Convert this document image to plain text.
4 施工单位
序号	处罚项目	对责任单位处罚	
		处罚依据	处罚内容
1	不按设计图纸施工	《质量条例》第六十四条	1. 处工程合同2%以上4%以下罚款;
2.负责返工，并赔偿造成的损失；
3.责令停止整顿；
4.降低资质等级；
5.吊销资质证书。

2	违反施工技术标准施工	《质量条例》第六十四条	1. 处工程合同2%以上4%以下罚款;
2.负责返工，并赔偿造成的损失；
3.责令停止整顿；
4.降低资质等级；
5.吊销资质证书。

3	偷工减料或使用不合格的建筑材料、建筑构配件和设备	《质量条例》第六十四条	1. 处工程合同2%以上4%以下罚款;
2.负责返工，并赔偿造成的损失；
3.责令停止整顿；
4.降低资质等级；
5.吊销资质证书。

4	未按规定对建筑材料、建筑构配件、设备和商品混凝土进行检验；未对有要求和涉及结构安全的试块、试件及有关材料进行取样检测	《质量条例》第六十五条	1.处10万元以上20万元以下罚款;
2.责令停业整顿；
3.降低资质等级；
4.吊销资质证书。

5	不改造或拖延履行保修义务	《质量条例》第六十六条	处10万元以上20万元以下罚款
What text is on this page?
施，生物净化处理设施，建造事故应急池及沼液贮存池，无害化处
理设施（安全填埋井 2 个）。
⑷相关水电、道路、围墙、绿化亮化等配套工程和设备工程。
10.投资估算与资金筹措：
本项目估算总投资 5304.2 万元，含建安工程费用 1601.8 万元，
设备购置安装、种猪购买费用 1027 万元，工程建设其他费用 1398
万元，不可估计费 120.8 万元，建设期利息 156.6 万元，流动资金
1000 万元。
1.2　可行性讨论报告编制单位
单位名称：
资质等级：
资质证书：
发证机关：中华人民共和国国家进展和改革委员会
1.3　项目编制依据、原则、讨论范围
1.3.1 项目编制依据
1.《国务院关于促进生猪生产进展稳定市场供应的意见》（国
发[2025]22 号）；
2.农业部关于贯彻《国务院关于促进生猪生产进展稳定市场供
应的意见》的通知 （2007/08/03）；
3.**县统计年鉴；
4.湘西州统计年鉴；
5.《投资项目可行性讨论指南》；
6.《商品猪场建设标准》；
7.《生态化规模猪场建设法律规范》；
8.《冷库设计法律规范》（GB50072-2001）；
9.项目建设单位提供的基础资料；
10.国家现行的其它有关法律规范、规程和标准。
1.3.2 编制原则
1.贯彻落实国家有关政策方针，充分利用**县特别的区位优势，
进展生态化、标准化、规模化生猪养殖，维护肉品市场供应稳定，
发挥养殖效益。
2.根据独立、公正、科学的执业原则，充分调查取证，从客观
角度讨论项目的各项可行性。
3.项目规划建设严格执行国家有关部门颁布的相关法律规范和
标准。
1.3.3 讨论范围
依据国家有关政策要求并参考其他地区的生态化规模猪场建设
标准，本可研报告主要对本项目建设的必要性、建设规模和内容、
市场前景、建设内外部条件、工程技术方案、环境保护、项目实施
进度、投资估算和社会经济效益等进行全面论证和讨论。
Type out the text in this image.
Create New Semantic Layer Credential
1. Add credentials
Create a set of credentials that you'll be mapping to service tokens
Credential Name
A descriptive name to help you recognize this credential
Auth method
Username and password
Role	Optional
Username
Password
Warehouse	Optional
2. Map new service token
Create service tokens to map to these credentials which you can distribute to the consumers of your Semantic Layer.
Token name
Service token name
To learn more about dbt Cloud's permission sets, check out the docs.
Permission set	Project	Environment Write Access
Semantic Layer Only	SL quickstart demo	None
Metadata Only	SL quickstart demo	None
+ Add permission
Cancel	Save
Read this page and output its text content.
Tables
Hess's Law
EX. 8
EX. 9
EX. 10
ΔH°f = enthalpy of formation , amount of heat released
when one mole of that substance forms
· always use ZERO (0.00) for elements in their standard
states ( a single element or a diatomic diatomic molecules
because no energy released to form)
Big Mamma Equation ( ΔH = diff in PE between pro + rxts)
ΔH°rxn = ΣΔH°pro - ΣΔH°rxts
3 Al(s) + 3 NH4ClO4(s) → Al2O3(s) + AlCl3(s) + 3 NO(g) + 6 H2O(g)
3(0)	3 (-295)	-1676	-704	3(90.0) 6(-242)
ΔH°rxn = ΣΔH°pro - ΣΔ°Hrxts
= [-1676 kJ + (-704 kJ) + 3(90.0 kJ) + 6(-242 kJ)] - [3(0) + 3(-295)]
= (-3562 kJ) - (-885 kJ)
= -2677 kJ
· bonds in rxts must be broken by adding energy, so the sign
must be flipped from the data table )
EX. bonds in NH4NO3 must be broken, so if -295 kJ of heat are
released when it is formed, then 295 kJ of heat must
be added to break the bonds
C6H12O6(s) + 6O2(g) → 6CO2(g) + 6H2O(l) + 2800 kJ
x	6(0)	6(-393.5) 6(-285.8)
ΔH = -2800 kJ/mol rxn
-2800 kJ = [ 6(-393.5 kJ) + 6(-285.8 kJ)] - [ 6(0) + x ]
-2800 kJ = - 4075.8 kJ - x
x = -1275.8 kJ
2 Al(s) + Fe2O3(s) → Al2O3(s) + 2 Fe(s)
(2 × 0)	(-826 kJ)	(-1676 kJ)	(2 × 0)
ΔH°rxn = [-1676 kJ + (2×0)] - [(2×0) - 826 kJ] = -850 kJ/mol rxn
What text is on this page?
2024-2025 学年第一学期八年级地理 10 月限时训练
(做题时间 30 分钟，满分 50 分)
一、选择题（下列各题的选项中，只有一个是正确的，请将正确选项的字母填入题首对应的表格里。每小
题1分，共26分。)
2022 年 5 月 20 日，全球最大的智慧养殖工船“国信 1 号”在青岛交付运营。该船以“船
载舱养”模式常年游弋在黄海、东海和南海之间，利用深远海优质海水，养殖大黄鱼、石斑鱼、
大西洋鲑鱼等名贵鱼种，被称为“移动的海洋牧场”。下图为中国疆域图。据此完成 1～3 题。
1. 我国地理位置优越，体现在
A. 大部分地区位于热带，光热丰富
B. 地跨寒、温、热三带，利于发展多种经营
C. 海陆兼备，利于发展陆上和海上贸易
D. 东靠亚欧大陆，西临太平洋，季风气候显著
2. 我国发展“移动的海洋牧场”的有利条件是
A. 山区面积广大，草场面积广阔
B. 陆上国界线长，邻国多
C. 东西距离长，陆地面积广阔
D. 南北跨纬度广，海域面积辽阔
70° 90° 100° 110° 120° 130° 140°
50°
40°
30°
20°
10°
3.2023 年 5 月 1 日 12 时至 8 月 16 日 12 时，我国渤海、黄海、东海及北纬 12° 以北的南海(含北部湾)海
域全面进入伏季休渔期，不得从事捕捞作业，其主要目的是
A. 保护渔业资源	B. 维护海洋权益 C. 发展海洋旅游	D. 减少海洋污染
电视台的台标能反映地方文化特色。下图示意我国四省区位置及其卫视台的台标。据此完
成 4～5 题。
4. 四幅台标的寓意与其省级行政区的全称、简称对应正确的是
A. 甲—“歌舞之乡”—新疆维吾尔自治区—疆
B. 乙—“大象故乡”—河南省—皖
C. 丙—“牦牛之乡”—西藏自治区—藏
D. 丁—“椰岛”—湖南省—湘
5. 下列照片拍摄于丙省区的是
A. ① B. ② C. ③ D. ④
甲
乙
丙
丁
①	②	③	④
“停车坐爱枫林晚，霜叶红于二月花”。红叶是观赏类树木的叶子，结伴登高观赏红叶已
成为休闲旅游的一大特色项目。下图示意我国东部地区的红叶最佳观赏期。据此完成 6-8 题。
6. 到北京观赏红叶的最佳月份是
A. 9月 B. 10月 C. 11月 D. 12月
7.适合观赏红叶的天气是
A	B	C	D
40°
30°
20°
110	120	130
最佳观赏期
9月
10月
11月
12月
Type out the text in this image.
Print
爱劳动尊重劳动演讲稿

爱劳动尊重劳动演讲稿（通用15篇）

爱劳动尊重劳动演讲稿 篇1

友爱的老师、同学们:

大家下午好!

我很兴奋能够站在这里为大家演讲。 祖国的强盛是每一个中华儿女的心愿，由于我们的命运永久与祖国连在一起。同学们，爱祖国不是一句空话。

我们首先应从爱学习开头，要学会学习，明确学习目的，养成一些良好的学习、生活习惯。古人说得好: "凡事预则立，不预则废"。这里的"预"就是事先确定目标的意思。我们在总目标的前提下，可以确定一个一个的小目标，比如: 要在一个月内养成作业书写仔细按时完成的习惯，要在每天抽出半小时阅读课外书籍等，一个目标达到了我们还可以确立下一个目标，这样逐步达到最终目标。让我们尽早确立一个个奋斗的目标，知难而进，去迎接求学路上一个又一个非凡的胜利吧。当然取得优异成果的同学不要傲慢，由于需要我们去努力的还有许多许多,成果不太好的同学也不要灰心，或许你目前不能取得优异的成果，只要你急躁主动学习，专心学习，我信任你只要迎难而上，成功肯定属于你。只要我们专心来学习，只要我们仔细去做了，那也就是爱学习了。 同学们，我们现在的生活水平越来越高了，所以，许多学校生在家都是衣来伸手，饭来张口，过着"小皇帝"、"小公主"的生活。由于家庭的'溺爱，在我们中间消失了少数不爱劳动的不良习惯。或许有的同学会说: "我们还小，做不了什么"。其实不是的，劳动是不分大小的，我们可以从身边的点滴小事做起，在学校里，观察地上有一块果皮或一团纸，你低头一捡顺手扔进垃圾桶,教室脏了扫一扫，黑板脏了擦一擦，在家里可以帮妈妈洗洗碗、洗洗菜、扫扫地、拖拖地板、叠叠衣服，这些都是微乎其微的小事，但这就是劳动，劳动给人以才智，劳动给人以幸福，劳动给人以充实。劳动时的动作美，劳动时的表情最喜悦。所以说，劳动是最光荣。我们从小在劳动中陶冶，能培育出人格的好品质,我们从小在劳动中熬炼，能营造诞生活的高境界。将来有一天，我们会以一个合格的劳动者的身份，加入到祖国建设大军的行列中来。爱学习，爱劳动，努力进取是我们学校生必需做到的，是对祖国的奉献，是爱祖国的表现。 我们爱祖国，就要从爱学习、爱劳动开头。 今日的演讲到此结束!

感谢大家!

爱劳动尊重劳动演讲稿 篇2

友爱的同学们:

------------

**Problem:** Find how many lines of the material carry the string "heat". Only the number should be in the answer.

**Response to the exercise:** 3